***** ENTRIES PROVIDED
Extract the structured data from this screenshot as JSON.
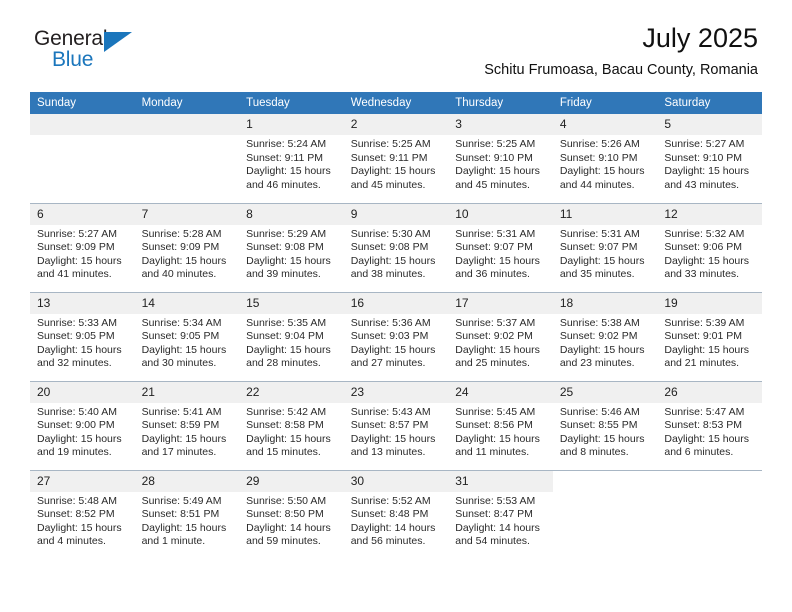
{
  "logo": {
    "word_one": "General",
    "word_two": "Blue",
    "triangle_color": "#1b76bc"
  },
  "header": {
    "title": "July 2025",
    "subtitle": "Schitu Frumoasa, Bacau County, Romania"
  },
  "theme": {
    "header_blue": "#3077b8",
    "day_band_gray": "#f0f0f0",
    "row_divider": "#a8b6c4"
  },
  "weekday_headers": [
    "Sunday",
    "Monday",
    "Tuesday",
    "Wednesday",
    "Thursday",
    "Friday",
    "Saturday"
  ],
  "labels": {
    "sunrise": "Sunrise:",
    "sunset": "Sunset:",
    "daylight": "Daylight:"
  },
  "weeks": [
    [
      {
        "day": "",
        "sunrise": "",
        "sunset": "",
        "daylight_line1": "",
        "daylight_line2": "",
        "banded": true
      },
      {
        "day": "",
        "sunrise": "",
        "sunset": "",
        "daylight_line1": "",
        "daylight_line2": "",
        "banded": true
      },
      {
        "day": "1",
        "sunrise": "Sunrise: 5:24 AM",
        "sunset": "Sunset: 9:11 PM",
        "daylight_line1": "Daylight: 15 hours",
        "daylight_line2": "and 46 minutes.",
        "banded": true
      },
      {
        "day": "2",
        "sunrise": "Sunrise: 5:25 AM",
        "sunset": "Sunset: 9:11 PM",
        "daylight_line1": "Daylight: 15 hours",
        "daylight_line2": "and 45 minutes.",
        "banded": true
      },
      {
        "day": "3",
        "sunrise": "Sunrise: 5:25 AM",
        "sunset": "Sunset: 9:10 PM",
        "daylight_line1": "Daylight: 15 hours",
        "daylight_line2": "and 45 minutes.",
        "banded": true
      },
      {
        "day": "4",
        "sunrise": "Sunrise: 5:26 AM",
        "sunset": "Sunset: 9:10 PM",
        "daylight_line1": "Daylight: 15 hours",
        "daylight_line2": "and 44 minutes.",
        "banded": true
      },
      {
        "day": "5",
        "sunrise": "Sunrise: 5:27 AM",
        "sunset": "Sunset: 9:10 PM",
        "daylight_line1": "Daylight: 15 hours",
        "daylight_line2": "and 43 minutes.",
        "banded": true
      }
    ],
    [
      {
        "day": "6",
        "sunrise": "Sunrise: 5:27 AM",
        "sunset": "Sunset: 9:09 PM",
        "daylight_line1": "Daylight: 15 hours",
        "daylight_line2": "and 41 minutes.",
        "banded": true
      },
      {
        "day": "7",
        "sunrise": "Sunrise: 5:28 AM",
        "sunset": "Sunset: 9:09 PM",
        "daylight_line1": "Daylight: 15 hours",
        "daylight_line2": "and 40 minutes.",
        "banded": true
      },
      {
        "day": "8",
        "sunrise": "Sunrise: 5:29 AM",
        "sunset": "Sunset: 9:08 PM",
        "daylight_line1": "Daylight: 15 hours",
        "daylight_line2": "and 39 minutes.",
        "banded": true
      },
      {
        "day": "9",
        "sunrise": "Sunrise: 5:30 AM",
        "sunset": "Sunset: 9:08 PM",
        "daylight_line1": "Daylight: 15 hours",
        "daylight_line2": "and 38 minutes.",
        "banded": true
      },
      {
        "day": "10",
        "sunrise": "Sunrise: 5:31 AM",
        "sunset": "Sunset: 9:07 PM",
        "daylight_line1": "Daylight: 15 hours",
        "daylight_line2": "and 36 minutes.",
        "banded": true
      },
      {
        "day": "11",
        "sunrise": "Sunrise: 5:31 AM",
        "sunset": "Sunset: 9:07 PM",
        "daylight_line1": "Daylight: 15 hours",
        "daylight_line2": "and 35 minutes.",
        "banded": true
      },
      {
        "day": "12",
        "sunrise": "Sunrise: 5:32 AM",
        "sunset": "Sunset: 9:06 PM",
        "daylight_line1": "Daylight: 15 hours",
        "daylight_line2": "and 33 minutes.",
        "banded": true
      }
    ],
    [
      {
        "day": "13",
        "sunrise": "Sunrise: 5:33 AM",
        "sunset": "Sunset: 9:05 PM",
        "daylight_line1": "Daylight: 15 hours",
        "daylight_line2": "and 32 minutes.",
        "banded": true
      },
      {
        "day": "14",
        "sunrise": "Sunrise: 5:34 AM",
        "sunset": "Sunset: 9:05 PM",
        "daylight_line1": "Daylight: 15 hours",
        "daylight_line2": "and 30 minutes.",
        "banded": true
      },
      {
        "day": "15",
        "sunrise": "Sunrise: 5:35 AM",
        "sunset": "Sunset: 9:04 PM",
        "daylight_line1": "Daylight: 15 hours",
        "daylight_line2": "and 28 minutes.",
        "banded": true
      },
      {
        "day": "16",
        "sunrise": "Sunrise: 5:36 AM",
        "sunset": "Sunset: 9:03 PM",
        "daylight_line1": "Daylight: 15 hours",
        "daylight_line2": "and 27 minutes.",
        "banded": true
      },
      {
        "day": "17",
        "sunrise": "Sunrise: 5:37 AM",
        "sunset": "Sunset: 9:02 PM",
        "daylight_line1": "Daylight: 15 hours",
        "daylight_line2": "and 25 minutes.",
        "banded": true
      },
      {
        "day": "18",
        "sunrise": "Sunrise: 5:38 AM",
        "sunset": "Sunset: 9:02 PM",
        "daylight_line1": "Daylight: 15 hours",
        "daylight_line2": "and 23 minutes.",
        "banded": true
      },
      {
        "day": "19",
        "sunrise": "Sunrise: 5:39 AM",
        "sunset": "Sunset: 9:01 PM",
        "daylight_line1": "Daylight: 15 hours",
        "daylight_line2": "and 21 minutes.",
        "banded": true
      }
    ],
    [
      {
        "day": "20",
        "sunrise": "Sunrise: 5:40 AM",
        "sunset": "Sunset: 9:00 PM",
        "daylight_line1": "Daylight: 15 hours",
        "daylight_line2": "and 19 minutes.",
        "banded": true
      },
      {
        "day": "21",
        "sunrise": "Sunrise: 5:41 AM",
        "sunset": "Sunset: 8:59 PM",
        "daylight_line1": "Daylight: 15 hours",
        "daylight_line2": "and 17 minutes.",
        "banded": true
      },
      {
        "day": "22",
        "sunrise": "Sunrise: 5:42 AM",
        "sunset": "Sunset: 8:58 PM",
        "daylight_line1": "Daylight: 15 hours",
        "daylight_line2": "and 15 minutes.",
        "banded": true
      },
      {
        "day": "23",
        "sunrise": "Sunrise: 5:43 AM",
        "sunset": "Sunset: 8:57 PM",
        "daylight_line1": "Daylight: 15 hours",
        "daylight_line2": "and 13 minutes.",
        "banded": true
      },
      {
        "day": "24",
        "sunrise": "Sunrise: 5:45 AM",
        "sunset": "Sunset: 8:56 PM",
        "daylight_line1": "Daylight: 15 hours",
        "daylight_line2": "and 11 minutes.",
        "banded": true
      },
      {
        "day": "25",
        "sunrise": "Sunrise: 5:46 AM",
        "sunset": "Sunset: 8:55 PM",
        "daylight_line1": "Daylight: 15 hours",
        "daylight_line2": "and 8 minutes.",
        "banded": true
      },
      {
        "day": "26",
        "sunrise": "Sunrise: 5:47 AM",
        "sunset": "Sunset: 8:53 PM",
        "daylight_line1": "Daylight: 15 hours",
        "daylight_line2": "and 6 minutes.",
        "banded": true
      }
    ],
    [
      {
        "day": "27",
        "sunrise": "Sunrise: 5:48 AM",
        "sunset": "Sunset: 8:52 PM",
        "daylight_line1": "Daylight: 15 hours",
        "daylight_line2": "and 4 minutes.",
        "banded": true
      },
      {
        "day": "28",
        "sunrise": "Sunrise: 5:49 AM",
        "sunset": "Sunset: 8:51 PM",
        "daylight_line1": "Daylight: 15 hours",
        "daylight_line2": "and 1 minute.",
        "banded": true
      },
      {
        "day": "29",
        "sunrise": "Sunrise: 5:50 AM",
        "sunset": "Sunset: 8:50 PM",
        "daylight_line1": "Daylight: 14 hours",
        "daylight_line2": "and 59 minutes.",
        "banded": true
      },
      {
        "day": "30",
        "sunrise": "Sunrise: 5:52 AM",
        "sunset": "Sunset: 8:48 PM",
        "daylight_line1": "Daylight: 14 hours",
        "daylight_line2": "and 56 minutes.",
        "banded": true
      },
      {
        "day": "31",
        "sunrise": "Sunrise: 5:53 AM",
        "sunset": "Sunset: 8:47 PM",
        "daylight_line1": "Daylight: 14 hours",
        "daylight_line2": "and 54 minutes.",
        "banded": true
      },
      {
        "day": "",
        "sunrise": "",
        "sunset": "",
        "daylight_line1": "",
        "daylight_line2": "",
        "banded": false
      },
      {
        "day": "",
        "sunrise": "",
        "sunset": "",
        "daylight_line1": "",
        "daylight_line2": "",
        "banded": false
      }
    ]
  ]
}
**********
***** ENTRIES PROVIDED
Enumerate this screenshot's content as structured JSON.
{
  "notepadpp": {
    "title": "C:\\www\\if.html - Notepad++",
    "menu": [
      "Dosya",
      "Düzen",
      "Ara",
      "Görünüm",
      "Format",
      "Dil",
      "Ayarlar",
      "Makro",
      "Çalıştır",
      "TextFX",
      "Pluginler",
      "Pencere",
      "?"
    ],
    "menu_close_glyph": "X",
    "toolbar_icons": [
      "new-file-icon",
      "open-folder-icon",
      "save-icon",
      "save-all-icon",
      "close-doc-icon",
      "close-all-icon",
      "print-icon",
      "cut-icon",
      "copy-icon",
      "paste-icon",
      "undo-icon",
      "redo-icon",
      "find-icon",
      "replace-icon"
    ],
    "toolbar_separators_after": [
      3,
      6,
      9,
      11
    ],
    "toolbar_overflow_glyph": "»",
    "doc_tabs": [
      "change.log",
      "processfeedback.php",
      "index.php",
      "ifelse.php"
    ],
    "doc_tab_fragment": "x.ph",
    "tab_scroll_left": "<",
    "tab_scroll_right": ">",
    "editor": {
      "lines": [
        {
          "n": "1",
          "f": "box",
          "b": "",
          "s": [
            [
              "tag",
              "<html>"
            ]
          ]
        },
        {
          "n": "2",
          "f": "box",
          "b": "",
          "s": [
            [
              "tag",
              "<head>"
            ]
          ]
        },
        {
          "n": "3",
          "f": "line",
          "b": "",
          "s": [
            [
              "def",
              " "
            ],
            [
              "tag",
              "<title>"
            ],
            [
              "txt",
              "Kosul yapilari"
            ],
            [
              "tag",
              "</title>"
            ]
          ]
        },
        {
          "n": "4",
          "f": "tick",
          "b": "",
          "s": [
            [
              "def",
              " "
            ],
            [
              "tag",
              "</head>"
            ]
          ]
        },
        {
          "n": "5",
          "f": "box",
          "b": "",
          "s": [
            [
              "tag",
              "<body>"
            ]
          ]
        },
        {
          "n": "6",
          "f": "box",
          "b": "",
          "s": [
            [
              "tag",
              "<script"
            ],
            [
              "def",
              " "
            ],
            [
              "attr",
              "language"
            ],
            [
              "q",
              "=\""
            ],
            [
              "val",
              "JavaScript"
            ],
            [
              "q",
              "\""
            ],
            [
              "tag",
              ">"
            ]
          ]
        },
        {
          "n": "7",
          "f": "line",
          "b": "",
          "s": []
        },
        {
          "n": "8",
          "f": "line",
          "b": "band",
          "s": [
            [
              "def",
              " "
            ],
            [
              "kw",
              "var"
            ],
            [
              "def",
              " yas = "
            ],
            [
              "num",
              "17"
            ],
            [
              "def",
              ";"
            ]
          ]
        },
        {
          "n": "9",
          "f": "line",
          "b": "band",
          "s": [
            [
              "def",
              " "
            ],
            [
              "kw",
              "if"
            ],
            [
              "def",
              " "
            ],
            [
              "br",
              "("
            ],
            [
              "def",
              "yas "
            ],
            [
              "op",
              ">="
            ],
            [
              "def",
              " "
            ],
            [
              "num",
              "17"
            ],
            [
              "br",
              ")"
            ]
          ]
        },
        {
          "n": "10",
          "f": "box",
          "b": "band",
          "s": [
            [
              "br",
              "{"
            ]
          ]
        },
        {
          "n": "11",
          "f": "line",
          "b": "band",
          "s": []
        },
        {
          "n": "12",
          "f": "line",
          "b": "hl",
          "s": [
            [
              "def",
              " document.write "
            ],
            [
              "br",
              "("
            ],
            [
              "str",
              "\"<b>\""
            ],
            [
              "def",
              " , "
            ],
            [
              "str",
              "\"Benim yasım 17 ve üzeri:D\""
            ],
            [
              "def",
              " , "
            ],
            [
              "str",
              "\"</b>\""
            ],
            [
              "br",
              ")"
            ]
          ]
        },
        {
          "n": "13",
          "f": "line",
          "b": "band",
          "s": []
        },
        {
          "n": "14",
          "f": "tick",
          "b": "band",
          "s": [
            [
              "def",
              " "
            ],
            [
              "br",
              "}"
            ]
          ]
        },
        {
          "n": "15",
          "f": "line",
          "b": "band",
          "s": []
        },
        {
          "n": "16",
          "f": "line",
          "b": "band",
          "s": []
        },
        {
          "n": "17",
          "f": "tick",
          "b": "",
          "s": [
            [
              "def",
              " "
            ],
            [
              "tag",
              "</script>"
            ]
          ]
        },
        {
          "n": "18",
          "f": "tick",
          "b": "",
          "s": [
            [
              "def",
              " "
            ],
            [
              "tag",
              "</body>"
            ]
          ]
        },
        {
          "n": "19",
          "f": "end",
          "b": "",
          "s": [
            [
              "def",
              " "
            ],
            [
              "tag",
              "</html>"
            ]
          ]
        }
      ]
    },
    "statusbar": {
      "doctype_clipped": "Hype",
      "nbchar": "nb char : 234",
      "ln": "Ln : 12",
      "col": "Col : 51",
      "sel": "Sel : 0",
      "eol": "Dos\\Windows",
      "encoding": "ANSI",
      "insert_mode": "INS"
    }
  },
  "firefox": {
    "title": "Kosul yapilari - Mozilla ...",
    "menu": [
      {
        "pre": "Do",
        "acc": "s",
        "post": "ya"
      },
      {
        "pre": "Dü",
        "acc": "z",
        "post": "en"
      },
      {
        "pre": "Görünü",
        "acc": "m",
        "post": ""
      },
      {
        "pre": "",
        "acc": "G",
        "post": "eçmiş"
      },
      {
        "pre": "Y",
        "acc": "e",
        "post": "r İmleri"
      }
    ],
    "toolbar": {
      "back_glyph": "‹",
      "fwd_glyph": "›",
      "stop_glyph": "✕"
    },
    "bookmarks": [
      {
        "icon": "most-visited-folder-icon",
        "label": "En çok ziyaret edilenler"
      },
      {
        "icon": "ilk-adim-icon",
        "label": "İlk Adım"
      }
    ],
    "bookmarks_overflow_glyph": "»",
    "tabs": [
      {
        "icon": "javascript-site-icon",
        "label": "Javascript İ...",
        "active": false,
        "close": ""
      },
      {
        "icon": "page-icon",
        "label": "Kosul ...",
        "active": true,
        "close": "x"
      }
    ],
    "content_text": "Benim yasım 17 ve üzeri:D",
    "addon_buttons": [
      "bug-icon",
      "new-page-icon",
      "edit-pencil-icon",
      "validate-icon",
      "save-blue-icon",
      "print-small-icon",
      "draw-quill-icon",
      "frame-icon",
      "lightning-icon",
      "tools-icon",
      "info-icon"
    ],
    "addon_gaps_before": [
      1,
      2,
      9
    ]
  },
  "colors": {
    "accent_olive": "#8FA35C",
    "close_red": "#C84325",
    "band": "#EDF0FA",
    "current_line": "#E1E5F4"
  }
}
**********
#### [GOAL OF THE EXERCISE]
Give the number of lines in the material above that have the word "Kosul" in them, and nothing more.

#### [RESULT OF THIS TASK]
3